> _Task details_
Every record should be written out exactly, please.

— begin —

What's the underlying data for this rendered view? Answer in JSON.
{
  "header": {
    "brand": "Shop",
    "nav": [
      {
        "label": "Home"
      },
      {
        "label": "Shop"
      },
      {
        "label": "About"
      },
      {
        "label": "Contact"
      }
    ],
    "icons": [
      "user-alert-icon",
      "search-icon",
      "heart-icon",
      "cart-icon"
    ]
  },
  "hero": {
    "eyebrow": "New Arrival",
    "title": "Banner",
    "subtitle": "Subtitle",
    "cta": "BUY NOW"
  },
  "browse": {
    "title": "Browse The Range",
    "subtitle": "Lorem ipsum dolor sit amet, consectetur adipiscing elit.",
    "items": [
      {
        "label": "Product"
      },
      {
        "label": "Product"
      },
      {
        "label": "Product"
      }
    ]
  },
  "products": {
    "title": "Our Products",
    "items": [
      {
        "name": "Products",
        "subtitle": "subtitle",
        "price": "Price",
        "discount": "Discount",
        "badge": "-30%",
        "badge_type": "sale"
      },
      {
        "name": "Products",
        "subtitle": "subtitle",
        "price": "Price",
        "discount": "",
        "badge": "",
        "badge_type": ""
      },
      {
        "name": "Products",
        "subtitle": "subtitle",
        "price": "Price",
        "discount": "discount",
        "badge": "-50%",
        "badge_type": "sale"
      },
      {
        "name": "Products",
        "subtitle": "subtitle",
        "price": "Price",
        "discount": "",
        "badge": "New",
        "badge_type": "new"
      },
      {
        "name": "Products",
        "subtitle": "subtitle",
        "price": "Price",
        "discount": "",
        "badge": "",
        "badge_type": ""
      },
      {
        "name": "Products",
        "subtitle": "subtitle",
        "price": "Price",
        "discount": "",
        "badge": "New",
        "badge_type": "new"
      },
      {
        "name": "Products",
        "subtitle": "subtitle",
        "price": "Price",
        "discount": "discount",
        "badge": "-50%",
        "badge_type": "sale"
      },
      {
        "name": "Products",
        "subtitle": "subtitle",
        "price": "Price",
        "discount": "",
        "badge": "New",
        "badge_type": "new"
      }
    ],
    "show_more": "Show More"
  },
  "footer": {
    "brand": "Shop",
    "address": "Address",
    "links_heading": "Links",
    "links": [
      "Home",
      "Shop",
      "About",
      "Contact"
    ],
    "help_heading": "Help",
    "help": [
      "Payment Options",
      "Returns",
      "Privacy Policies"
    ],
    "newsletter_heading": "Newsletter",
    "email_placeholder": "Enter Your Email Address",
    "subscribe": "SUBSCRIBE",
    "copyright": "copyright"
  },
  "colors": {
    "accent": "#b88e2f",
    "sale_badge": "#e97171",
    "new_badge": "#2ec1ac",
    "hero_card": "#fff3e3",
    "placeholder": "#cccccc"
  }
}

— end —

> _Exercise solution_
What's the underlying data for this rendered view? Answer in JSON.
{
  "header": {
    "brand": "Shop",
    "nav": [
      {
        "label": "Home"
      },
      {
        "label": "Shop"
      },
      {
        "label": "About"
      },
      {
        "label": "Contact"
      }
    ],
    "icons": [
      "user-alert-icon",
      "search-icon",
      "heart-icon",
      "cart-icon"
    ]
  },
  "hero": {
    "eyebrow": "New Arrival",
    "title": "Banner",
    "subtitle": "Subtitle",
    "cta": "BUY NOW"
  },
  "browse": {
    "title": "Browse The Range",
    "subtitle": "Lorem ipsum dolor sit amet, consectetur adipiscing elit.",
    "items": [
      {
        "label": "Product"
      },
      {
        "label": "Product"
      },
      {
        "label": "Product"
      }
    ]
  },
  "products": {
    "title": "Our Products",
    "items": [
      {
        "name": "Products",
        "subtitle": "subtitle",
        "price": "Price",
        "discount": "Discount",
        "badge": "-30%",
        "badge_type": "sale"
      },
      {
        "name": "Products",
        "subtitle": "subtitle",
        "price": "Price",
        "discount": "",
        "badge": "",
        "badge_type": ""
      },
      {
        "name": "Products",
        "subtitle": "subtitle",
        "price": "Price",
        "discount": "discount",
        "badge": "-50%",
        "badge_type": "sale"
      },
      {
        "name": "Products",
        "subtitle": "subtitle",
        "price": "Price",
        "discount": "",
        "badge": "New",
        "badge_type": "new"
      },
      {
        "name": "Products",
        "subtitle": "subtitle",
        "price": "Price",
        "discount": "",
        "badge": "",
        "badge_type": ""
      },
      {
        "name": "Products",
        "subtitle": "subtitle",
        "price": "Price",
        "discount": "",
        "badge": "New",
        "badge_type": "new"
      },
      {
        "name": "Products",
        "subtitle": "subtitle",
        "price": "Price",
        "discount": "discount",
        "badge": "-50%",
        "badge_type": "sale"
      },
      {
        "name": "Products",
        "subtitle": "subtitle",
        "price": "Price",
        "discount": "",
        "badge": "New",
        "badge_type": "new"
      }
    ],
    "show_more": "Show More"
  },
  "footer": {
    "brand": "Shop",
    "address": "Address",
    "links_heading": "Links",
    "links": [
      "Home",
      "Shop",
      "About",
      "Contact"
    ],
    "help_heading": "Help",
    "help": [
      "Payment Options",
      "Returns",
      "Privacy Policies"
    ],
    "newsletter_heading": "Newsletter",
    "email_placeholder": "Enter Your Email Address",
    "subscribe": "SUBSCRIBE",
    "copyright": "copyright"
  },
  "colors": {
    "accent": "#b88e2f",
    "sale_badge": "#e97171",
    "new_badge": "#2ec1ac",
    "hero_card": "#fff3e3",
    "placeholder": "#cccccc"
  }
}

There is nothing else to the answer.